Exactly reproduce each entry, leaving out nothing.

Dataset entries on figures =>
**********
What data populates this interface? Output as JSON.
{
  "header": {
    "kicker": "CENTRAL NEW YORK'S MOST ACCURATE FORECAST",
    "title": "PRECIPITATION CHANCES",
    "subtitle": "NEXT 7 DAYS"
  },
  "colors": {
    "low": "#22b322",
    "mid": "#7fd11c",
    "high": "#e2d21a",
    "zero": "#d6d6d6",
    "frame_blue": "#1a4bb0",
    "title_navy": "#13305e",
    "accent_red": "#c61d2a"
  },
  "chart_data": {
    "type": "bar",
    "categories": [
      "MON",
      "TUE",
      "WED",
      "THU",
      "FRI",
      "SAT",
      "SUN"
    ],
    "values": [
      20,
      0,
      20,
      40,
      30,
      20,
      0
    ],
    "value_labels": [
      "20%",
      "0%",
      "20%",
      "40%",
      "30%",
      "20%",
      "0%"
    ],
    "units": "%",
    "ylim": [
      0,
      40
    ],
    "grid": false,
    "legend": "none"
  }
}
**********
Output below =>
What data populates this interface? Output as JSON.
{
  "header": {
    "kicker": "CENTRAL NEW YORK'S MOST ACCURATE FORECAST",
    "title": "PRECIPITATION CHANCES",
    "subtitle": "NEXT 7 DAYS"
  },
  "colors": {
    "low": "#22b322",
    "mid": "#7fd11c",
    "high": "#e2d21a",
    "zero": "#d6d6d6",
    "frame_blue": "#1a4bb0",
    "title_navy": "#13305e",
    "accent_red": "#c61d2a"
  },
  "chart_data": {
    "type": "bar",
    "categories": [
      "MON",
      "TUE",
      "WED",
      "THU",
      "FRI",
      "SAT",
      "SUN"
    ],
    "values": [
      20,
      0,
      20,
      40,
      30,
      20,
      0
    ],
    "value_labels": [
      "20%",
      "0%",
      "20%",
      "40%",
      "30%",
      "20%",
      "0%"
    ],
    "units": "%",
    "ylim": [
      0,
      40
    ],
    "grid": false,
    "legend": "none"
  }
}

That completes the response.